→ **Raw data**:
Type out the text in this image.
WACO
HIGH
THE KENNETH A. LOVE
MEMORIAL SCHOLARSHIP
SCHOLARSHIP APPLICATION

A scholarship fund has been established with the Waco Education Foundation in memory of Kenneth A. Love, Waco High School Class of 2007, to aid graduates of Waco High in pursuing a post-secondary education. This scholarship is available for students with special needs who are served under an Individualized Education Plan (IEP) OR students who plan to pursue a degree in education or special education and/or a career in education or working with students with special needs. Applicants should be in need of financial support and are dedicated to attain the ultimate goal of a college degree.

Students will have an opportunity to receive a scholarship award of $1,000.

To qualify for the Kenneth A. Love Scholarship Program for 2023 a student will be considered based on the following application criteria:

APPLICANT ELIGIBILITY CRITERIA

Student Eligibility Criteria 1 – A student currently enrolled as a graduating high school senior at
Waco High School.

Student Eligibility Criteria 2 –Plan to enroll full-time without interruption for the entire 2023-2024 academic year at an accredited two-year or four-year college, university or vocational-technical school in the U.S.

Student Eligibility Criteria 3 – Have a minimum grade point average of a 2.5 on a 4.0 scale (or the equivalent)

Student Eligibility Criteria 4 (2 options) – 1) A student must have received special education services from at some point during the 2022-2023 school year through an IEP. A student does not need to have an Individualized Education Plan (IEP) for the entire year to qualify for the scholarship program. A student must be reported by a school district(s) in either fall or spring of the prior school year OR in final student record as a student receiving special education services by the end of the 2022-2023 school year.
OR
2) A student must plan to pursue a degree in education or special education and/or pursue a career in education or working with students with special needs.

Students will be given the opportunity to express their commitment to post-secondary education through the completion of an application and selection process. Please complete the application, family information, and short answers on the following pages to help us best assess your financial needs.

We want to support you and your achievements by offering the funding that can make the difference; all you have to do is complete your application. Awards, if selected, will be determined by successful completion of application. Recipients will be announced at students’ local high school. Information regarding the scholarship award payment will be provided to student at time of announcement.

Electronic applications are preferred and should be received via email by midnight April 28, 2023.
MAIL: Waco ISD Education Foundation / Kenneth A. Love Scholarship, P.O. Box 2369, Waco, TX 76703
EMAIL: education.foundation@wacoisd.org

→ **Set task**: Search the data above for the word "opportunity", then gather each line in which it appears.

→ **Output below**:
Students will have an opportunity to receive a scholarship award of $1,000.
Students will be given the opportunity to express their commitment to post-secondary education through the completion of an application and selection process. Please complete the application, family information, and short answers on the following pages to help us best assess your financial needs.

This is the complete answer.